**Your instructions**
State how many lines in the listing below include the word "maps". Give nothing but the number.

**Record list**
[start]

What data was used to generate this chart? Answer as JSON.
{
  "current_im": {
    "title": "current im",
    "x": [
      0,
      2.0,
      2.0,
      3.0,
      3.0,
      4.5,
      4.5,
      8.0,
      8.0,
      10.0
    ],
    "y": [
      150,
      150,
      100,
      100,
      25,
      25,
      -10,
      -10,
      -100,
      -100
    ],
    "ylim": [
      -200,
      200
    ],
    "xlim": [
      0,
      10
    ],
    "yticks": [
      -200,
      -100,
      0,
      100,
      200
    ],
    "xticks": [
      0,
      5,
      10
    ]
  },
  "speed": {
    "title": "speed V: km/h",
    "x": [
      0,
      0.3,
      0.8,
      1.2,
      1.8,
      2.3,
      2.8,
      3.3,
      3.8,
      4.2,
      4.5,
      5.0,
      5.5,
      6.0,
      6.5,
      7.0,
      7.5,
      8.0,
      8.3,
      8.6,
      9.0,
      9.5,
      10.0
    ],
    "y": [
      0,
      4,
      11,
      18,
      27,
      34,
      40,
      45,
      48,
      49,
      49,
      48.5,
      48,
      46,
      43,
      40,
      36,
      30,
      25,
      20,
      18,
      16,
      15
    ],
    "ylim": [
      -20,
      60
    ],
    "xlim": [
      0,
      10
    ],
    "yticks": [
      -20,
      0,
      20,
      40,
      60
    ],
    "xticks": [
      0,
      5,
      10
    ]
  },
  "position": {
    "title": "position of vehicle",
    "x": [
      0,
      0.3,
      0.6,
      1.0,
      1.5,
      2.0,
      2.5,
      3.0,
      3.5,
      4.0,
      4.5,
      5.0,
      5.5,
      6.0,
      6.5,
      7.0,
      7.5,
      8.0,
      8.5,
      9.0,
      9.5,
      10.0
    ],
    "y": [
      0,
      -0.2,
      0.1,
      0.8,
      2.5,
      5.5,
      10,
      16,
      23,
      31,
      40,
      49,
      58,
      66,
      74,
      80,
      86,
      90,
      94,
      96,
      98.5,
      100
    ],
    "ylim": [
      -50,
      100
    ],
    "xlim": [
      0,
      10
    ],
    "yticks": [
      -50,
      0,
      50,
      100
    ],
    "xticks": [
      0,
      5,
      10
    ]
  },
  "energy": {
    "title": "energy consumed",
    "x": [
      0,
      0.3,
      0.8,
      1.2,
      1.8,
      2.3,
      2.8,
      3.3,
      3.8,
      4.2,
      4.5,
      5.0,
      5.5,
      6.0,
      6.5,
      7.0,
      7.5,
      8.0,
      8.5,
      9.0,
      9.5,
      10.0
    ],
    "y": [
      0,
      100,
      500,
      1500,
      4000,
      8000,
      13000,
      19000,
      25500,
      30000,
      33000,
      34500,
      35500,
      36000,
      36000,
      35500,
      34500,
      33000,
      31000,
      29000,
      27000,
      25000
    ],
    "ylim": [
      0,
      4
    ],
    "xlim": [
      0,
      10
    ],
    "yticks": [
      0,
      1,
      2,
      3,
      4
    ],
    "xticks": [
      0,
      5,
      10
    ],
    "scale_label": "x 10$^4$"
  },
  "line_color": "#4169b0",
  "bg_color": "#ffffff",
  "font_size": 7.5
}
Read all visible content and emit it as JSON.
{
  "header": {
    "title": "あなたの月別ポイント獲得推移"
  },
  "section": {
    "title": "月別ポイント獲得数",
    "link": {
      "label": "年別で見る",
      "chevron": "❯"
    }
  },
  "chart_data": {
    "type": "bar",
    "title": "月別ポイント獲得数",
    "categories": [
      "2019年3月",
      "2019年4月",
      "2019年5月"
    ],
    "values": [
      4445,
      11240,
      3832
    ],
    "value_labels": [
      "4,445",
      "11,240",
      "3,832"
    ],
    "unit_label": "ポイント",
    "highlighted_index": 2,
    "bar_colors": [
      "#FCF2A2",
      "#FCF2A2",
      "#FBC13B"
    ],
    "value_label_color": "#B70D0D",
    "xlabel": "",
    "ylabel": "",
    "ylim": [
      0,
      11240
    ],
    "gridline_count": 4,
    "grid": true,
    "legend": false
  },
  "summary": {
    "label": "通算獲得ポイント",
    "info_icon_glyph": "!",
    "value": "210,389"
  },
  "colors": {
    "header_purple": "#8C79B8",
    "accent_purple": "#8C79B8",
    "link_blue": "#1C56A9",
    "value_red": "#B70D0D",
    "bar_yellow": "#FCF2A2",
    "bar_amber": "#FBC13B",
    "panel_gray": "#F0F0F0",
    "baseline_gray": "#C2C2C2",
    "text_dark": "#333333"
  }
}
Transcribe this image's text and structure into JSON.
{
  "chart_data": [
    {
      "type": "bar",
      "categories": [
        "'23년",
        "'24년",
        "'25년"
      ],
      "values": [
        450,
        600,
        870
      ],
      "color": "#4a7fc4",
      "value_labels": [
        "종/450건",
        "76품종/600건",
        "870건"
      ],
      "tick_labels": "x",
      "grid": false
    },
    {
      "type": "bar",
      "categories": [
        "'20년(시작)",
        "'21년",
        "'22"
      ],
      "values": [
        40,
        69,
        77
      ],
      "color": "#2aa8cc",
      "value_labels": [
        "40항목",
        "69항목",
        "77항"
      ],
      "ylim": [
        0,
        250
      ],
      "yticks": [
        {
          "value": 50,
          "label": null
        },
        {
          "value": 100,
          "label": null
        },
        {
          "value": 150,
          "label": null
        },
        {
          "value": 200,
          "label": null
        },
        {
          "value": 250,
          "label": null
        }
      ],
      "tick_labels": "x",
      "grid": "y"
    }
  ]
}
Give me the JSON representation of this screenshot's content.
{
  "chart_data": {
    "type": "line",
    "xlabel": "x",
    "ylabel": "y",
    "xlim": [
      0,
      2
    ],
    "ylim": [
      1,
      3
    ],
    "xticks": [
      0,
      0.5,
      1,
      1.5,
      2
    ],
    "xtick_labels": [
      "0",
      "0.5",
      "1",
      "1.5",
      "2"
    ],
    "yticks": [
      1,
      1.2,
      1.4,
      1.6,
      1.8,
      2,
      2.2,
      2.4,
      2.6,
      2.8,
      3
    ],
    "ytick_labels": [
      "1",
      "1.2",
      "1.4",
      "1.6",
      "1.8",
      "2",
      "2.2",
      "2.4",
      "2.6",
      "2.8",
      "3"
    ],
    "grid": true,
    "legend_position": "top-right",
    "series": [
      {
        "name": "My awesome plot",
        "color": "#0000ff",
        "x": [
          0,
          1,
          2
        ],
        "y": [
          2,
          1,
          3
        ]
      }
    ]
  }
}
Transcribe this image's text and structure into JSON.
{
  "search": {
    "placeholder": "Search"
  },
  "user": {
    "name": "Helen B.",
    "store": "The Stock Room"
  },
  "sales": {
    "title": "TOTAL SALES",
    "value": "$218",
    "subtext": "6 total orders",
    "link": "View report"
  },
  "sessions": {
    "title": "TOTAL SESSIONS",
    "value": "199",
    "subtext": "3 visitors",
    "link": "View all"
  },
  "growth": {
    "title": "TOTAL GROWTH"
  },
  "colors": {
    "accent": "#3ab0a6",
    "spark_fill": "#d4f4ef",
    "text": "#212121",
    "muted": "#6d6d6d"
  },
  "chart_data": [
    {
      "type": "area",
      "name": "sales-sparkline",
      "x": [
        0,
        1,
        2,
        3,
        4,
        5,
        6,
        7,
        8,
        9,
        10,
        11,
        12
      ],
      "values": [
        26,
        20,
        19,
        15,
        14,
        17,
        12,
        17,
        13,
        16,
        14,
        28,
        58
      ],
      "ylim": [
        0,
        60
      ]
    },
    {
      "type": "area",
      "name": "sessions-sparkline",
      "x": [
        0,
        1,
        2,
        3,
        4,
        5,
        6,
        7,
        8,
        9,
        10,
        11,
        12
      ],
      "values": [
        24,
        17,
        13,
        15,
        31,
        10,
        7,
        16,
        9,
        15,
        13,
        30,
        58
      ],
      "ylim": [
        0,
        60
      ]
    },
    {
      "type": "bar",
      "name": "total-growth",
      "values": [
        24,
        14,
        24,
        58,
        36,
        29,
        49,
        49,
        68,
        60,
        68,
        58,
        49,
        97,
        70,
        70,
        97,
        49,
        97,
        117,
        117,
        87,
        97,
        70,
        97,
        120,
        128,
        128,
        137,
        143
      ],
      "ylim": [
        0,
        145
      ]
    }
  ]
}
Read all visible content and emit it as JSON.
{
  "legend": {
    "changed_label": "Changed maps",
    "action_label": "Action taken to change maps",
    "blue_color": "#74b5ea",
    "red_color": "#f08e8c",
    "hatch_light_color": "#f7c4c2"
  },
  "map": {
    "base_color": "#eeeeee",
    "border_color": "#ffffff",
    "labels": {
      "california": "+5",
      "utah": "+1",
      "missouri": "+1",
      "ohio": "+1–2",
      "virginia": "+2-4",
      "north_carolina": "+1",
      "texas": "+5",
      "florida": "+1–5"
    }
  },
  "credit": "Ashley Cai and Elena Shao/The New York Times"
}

[end]

**The completed task**
2